As in previous work (Cheng et al., 2020; Liu et al., 2021; Xu et al., 2021), our training data is a combination of (1) manually annotated training examples from SIGHAN13 (Wu et al., 2013), SIGHAN14 (Yu et al., 2014), SIGHAN15 Tseng et al. (2015), and (2) 271K training examples from Wang et al. (2018) automatically generated by ASR- and OCR-based methods. We employ the test sets of SIGHAN13, SIGHAN14, SIGHAN15 for evaluation. The statistics of the used datasets are shown in Table 2. The original SIGHAN datasets are in traditional Chinese. We follow previous work (Cheng et al., 2020; Xu et al., 2021) to convert them to simplified Chinese using OpenCC⁴⁴4https://github.com/BYVoid/OpenCC. We further use pypinyin⁵⁵5https://pypi.org/project/pypinyin to obtain the pinyin of each character, and segment it into the initial, final, and tone using a pre-defined vocabulary of initials and finals provided by Xu et al. (2021).⁶⁶6https://github.com/DaDaMrX/ReaLiSe

We use the widely adopted sentence-level precision, recall and F1 as our main evaluation metrics. Sentence-level metrics are stricter than character-level metrics since a sentence is considered to be correct if and only if all errors in the sentence are successfully detected and corrected. Metrics are reported on the detection and correction sub-tasks. Besides sentence-level evaluation, we also consider character-level evaluation and the official SIGHAN evaluation. We leave their results to Appendix A

Baseline Methods

We compare SCOPE against the following baseline methods. All these methods have employed character phonetic information in some manner, and represent current state-of-the-art on the SIGHAN benchmarks.

•

FASpell (Hong et al., 2019) employs BERT to generate candidates for corrections and filters visually/phonologically irrelevant candidates by a confidence-similarity decoder.
•

SpellGCN (Cheng et al., 2020) learns pronunciation/shape similarities between characters via GCNs, and combines the graph representations with BERT output for final prediction.

____

* _Problems_:
1. Reproduce word for word the part of the Chinese spelling correction passage starting with "We compare SCOPE" and going on through "a confidence-similarity decoder.".
2. Continue the Chinese spelling correction passage from the point where it stops.

* _Information given_:
____

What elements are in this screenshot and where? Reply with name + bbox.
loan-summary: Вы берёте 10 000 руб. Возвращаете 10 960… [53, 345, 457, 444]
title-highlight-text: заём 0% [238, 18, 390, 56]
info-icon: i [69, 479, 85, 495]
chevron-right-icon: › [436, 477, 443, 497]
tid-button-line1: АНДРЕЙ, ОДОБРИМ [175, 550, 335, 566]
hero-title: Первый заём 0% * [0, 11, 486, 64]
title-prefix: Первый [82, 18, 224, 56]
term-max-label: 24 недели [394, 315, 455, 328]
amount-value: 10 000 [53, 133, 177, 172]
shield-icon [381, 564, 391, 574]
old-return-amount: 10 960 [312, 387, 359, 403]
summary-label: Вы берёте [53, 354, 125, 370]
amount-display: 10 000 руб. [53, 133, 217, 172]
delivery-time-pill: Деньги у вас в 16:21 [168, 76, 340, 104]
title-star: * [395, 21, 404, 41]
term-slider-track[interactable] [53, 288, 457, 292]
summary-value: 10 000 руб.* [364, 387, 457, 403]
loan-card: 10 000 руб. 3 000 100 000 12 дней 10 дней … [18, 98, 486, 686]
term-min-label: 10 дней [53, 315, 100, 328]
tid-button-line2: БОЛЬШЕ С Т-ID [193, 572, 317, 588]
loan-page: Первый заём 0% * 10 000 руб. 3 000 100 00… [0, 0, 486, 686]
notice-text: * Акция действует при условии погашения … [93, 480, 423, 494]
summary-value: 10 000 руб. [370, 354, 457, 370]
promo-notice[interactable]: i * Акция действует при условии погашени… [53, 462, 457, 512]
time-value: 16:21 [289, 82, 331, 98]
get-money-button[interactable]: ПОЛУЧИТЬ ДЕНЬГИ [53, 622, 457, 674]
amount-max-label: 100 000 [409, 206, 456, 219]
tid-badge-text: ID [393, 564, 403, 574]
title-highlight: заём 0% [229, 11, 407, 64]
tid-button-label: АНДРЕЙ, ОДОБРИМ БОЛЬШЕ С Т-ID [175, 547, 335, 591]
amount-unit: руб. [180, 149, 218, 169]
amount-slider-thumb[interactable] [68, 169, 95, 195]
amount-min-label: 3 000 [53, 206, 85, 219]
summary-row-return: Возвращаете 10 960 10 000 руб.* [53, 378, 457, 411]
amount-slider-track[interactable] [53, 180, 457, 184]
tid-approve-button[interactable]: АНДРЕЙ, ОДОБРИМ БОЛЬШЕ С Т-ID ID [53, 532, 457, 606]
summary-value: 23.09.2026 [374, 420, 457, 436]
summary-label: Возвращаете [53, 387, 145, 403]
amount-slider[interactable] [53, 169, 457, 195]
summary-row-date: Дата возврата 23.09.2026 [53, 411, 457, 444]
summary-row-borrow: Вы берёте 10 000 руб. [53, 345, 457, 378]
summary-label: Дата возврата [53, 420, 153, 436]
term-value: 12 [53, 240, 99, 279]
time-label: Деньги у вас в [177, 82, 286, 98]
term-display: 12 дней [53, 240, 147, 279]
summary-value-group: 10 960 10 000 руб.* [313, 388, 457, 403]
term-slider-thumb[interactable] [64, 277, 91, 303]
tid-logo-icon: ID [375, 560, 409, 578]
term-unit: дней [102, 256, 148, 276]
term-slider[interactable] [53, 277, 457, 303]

____

* _Answers to each task_:
1.
We compare SCOPE against the following baseline methods. All these methods have employed character phonetic information in some manner, and represent current state-of-the-art on the SIGHAN benchmarks.

•

FASpell (Hong et al., 2019) employs BERT to generate candidates for corrections and filters visually/phonologically irrelevant candidates by a confidence-similarity decoder.

2.
•

MLM-phonetics (Zhang et al., 2021) jointly fine-tunes a detection module and a correction module on the basis of a pre-trained language model with phonetic features.
•

REALISE (Xu et al., 2021) models semantic, phonetic and visual information of input characters, and selectively mixes information in these modalities to predict final corrections.
•

PLOME (Liu et al., 2021) extracts phonetic and visual features of characters using GRU. It also predicts the pronunciation of target characters, but in a coarse-grained, non-adaptive manner.

Implementation Details

In SCOPE, the encoder is initialized from ChineseBERT-base⁷⁷7https://github.com/ShannonAI/ChineseBert, while the decoders are randomly initialized. We then conduct further pre-training on wiki2019zh for 1 epoch with a batch size of $512$ and a learning rate of $10^{-4}$ . The other hyperparameters are set to their default values as in ChineseBERT (Sun et al., 2021). During this pre-training stage, we do not use the adaptive task weighting scheme, and simply set the auxiliary CPP task weight to 1 for all characters for computational efficiency. After that, we fine-tune on the combined training set. We set the maximum sequence length to $192$ and the learning rate to $5\!\times\!10^{-5}$ . The optimal models on SIGHAN13/SIGHAN14/SIGHAN15 are obtained by training with batch sizes of $96/96/$ $64$ for $20/30/30$ epochs, respectively. Other hyperparameters are again set to their default values as in ChineseBERT. All experiments are conducted on 2 GeForce RTX 3090 with 24G memory.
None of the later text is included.